Set exercise: Lines containing the word "التربية" are to be located and copied.

Exercise input:
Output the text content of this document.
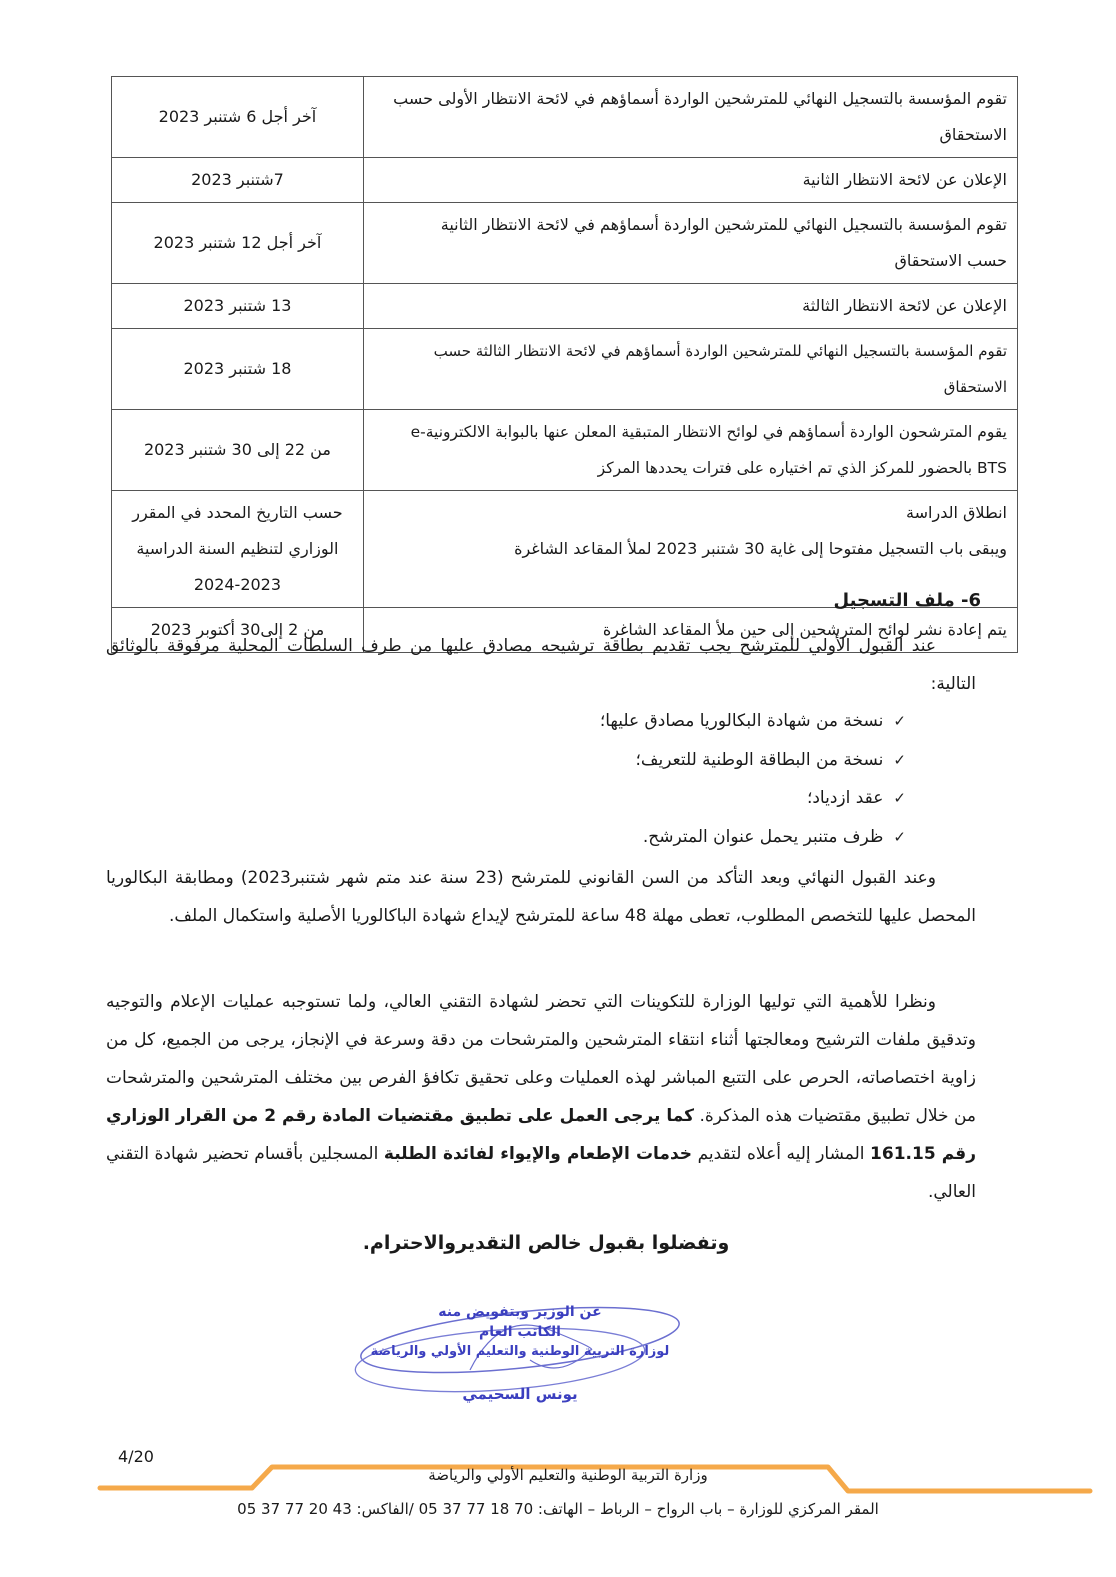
تقوم المؤسسة بالتسجيل النهائي للمترشحين الواردة أسماؤهم في لائحة الانتظار الأولى حسب
الاستحقاق	آخر أجل 6 شتنبر 2023

الإعلان عن لائحة الانتظار الثانية	7شتنبر 2023

تقوم المؤسسة بالتسجيل النهائي للمترشحين الواردة أسماؤهم في لائحة الانتظار الثانية
حسب الاستحقاق	آخر أجل 12 شتنبر 2023

الإعلان عن لائحة الانتظار الثالثة	13 شتنبر 2023

تقوم المؤسسة بالتسجيل النهائي للمترشحين الواردة أسماؤهم في لائحة الانتظار الثالثة حسب الاستحقاق	18 شتنبر 2023

يقوم المترشحون الواردة أسماؤهم في لوائح الانتظار المتبقية المعلن عنها بالبوابة الالكترونية-e
BTS بالحضور للمركز الذي تم اختياره على فترات يحددها المركز	من 22 إلى 30 شتنبر 2023

انطلاق الدراسة
ويبقى باب التسجيل مفتوحا إلى غاية 30 شتنبر 2023 لملأ المقاعد الشاغرة	حسب التاريخ المحدد في المقرر
الوزاري لتنظيم السنة الدراسية
2024-2023

يتم إعادة نشر لوائح المترشحين إلى حين ملأ المقاعد الشاغرة	من 2 إلى30 أكتوبر 2023
6- ملف التسجيل

عند القبول الأولي للمترشح يجب تقديم بطاقة ترشيحه مصادق عليها من طرف السلطات المحلية مرفوقة بالوثائق التالية:

✓
نسخة من شهادة البكالوريا مصادق عليها؛
✓
نسخة من البطاقة الوطنية للتعريف؛
✓
عقد ازدياد؛
✓
ظرف متنبر يحمل عنوان المترشح.

وعند القبول النهائي وبعد التأكد من السن القانوني للمترشح (23 سنة عند متم شهر شتنبر2023) ومطابقة البكالوريا المحصل عليها للتخصص المطلوب، تعطى مهلة 48 ساعة للمترشح لإيداع شهادة الباكالوريا الأصلية واستكمال الملف.

ونظرا للأهمية التي توليها الوزارة للتكوينات التي تحضر لشهادة التقني العالي، ولما تستوجبه عمليات الإعلام والتوجيه وتدقيق ملفات الترشيح ومعالجتها أثناء انتقاء المترشحين والمترشحات من دقة وسرعة في الإنجاز، يرجى من الجميع، كل من زاوية اختصاصاته، الحرص على التتبع المباشر لهذه العمليات وعلى تحقيق تكافؤ الفرص بين مختلف المترشحين والمترشحات من خلال تطبيق مقتضيات هذه المذكرة. كما يرجى العمل على تطبيق مقتضيات المادة رقم 2 من القرار الوزاري رقم 161.15 المشار إليه أعلاه لتقديم خدمات الإطعام والإيواء لفائدة الطلبة المسجلين بأقسام تحضير شهادة التقني العالي.

وتفضلوا بقبول خالص التقديروالاحترام.
عن الوزير وبتفويض منه
الكاتب العام
لوزارة التربية الوطنية والتعليم الأولي والرياضة
يونس السحيمي
4/20
وزارة التربية الوطنية والتعليم الأولي والرياضة
المقر المركزي للوزارة – باب الرواح – الرباط – الهاتف: 70 18 77 37 05 /الفاكس: 43 20 77 37 05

Solution for this task:
لوزارة التربية الوطنية والتعليم الأولي والرياضة
وزارة التربية الوطنية والتعليم الأولي والرياضة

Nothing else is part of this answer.